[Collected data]

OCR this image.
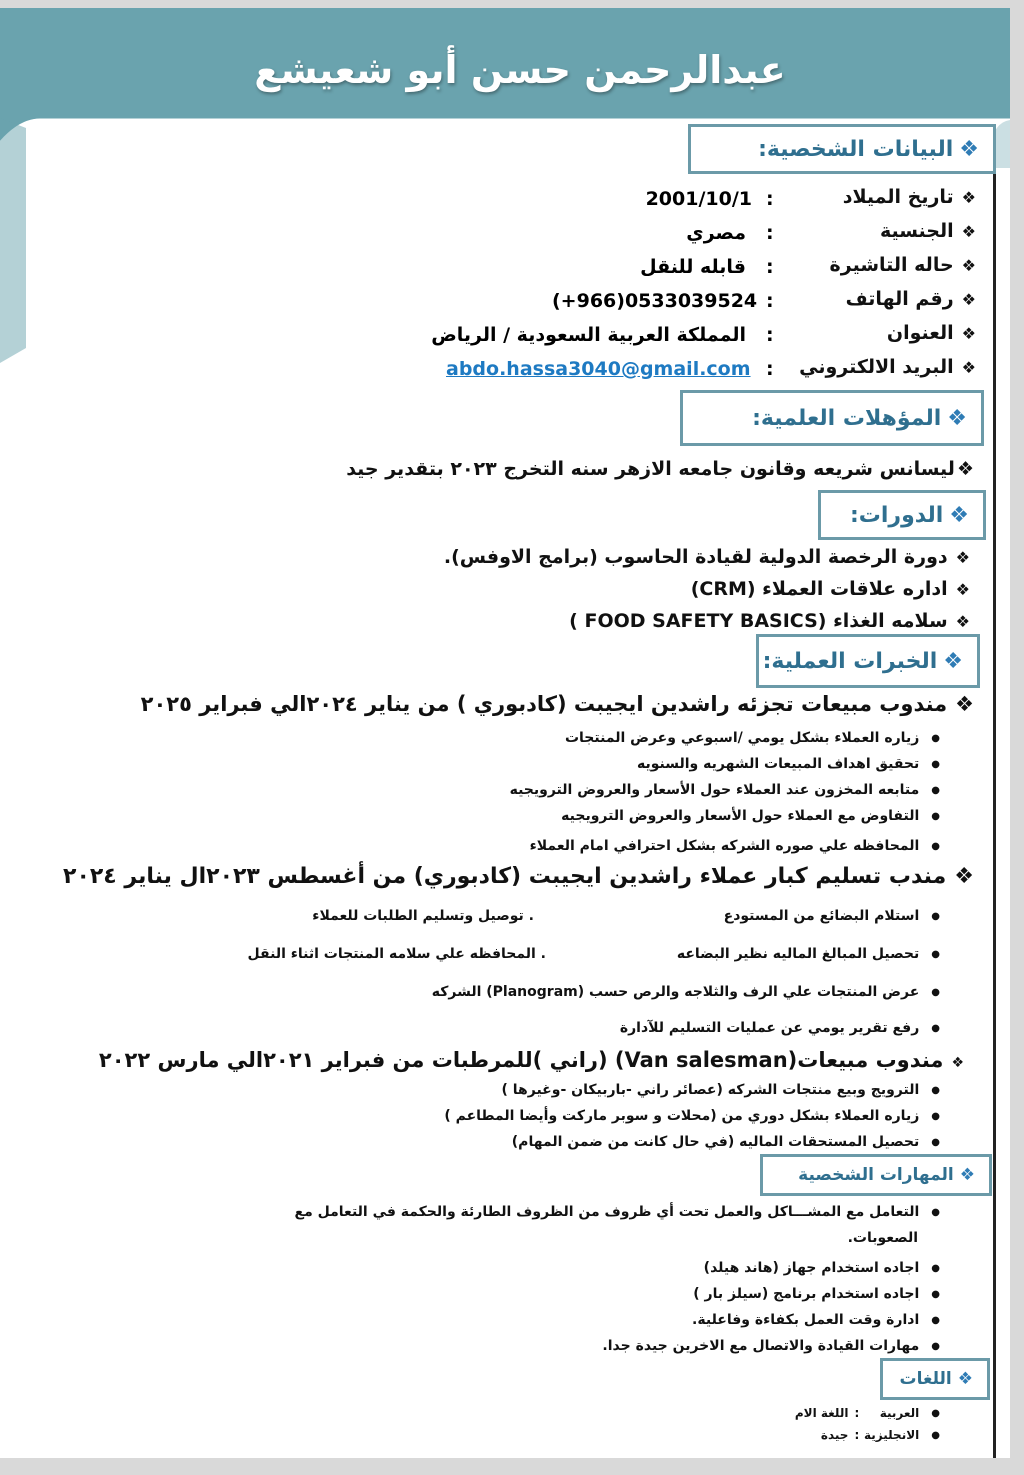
عبدالرحمن حسن أبو شعيشع
❖
البيانات الشخصية:
❖تاريخ الميلاد
:
2001/10/1
❖الجنسية
:
مصري
❖حاله التاشيرة
:
قابله للنقل
❖رقم الهاتف
:
(+966)0533039524
❖العنوان
:
المملكة العربية السعودية / الرياض
❖البريد الالكتروني
:
abdo.hassa3040@gmail.com
❖
المؤهلات العلمية:
❖ليسانس شريعه وقانون جامعه الازهر سنه التخرج ٢٠٢٣ بتقدير جيد
❖
الدورات:
❖دورة الرخصة الدولية لقيادة الحاسوب (برامج الاوفس).
❖اداره علاقات العملاء (CRM)
❖سلامه الغذاء (FOOD SAFETY BASICS )
❖
الخبرات العملية:
❖مندوب مبيعات تجزئه راشدين ايجيبت (كادبوري ) من يناير ٢٠٢٤الي فبراير ٢٠٢٥
●زياره العملاء بشكل يومي /اسبوعي وعرض المنتجات
●تحقيق اهداف المبيعات الشهريه والسنويه
●متابعه المخزون عند العملاء حول الأسعار والعروض الترويجيه
●التفاوض مع العملاء حول الأسعار والعروض الترويجيه
●المحافظه علي صوره الشركه بشكل احترافي امام العملاء
❖مندب تسليم كبار عملاء راشدين ايجيبت (كادبوري) من أغسطس ٢٠٢٣ال يناير ٢٠٢٤
●استلام البضائع من المستودع
. توصيل وتسليم الطلبات للعملاء
●تحصيل المبالغ الماليه نظير البضاعه
. المحافظه علي سلامه المنتجات اثناء النقل
●عرض المنتجات علي الرف والثلاجه والرص حسب (Planogram) الشركه
●رفع تقرير يومي عن عمليات التسليم للآدارة
❖مندوب مبيعات(Van salesman) (راني )للمرطبات من فبراير ٢٠٢١الي مارس ٢٠٢٢
●الترويج وبيع منتجات الشركه (عصائر راني -باربيكان -وغيرها )
●زياره العملاء بشكل دوري من (محلات و سوبر ماركت وأيضا المطاعم )
●تحصيل المستحقات الماليه (في حال كانت من ضمن المهام)
❖
المهارات الشخصية
●التعامل مع المشـــاكل والعمل تحت أي ظروف من الظروف الطارئة والحكمة في التعامل مع
الصعوبات.
●اجاده استخدام جهاز (هاند هيلد)
●اجاده استخدام برنامج (سيلز بار )
●ادارة وقت العمل بكفاءة وفاعلية.
●مهارات القيادة والاتصال مع الاخرين جيدة جدا.
❖
اللغات
●العربية:اللغة الام
●الانجليزية:جيدة
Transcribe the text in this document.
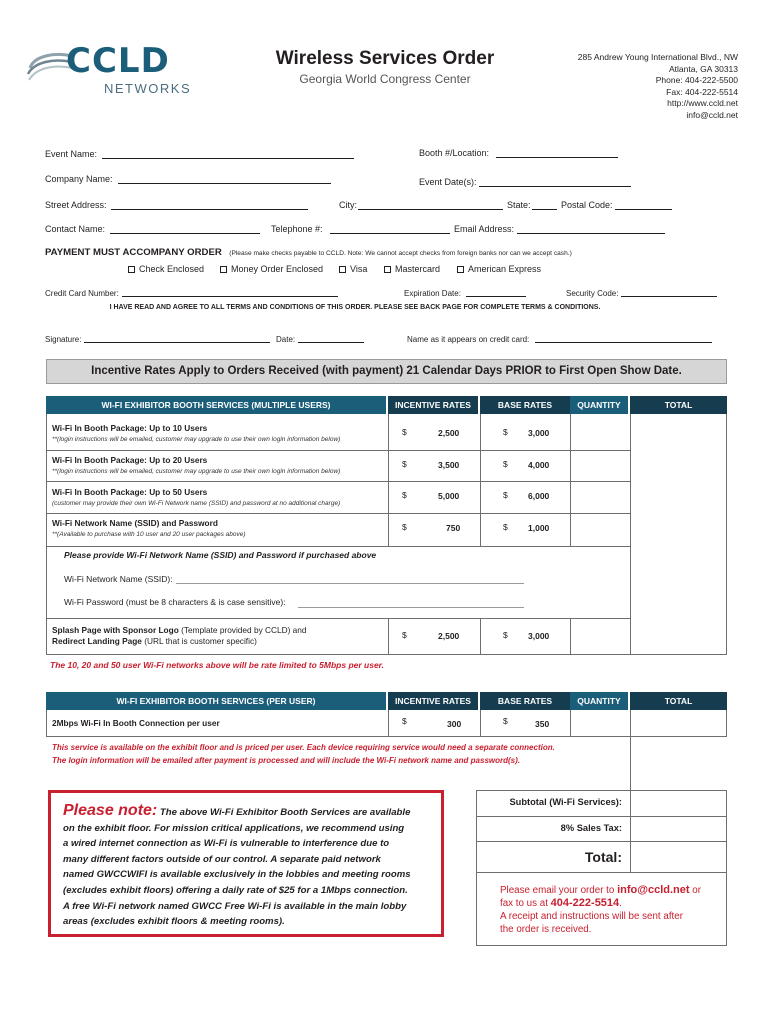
CCLD
NETWORKS
Wireless Services Order
Georgia World Congress Center
285 Andrew Young International Blvd., NW
Atlanta, GA 30313
Phone: 404-222-5500
Fax: 404-222-5514
http://www.ccld.net
info@ccld.net
Event Name:	Booth #/Location:
Company Name:	Event Date(s):
Street Address:	City:	State:	Postal Code:
Contact Name:	Telephone #:	Email Address:
PAYMENT MUST ACCOMPANY ORDER (Please make checks payable to CCLD. Note: We cannot accept checks from foreign banks nor can we accept cash.)
Check Enclosed	Money Order Enclosed	Visa	Mastercard	American Express
Credit Card Number:	Expiration Date:	Security Code:
I HAVE READ AND AGREE TO ALL TERMS AND CONDITIONS OF THIS ORDER. PLEASE SEE BACK PAGE FOR COMPLETE TERMS & CONDITIONS.
Signature:	Date:	Name as it appears on credit card:
Incentive Rates Apply to Orders Received (with payment) 21 Calendar Days PRIOR to First Open Show Date.
WI-FI EXHIBITOR BOOTH SERVICES (MULTIPLE USERS)	INCENTIVE RATES	BASE RATES	QUANTITY	TOTAL
Wi-Fi In Booth Package: Up to 10 Users
**(login instructions will be emailed, customer may upgrade to use their own login information below)
$	2,500	$ 3,000
Wi-Fi In Booth Package: Up to 20 Users
**(login instructions will be emailed, customer may upgrade to use their own login information below)
$	3,500	$ 4,000
Wi-Fi In Booth Package: Up to 50 Users
(customer may provide their own Wi-Fi Network name (SSID) and password at no additional charge)
$	5,000	$ 6,000
Wi-Fi Network Name (SSID) and Password
**(Available to purchase with 10 user and 20 user packages above)
$	750	$ 1,000
Please provide Wi-Fi Network Name (SSID) and Password if purchased above
Wi-Fi Network Name (SSID):
Wi-Fi Password (must be 8 characters & is case sensitive):
Splash Page with Sponsor Logo (Template provided by CCLD) and
Redirect Landing Page (URL that is customer specific)
$	2,500	$ 3,000
The 10, 20 and 50 user Wi-Fi networks above will be rate limited to 5Mbps per user.
WI-FI EXHIBITOR BOOTH SERVICES (PER USER)	INCENTIVE RATES	BASE RATES	QUANTITY	TOTAL
2Mbps Wi-Fi In Booth Connection per user	$	300	$	350
This service is available on the exhibit floor and is priced per user. Each device requiring service would need a separate connection.
The login information will be emailed after payment is processed and will include the Wi-Fi network name and password(s).
Please note: The above Wi-Fi Exhibitor Booth Services are available
on the exhibit floor. For mission critical applications, we recommend using
a wired internet connection as Wi-Fi is vulnerable to interference due to
many different factors outside of our control. A separate paid network
named GWCCWIFI is available exclusively in the lobbies and meeting rooms
(excludes exhibit floors) offering a daily rate of $25 for a 1Mbps connection.
A free Wi-Fi network named GWCC Free Wi-Fi is available in the main lobby
areas (excludes exhibit floors & meeting rooms).
Subtotal (Wi-Fi Services):
8% Sales Tax:
Total:
Please email your order to info@ccld.net or
fax to us at 404-222-5514.
A receipt and instructions will be sent after
the order is received.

:: Exercise ::
Your answer should be a single number: the count of lines holding the word "تحصيل".

:: Response to the task ::
2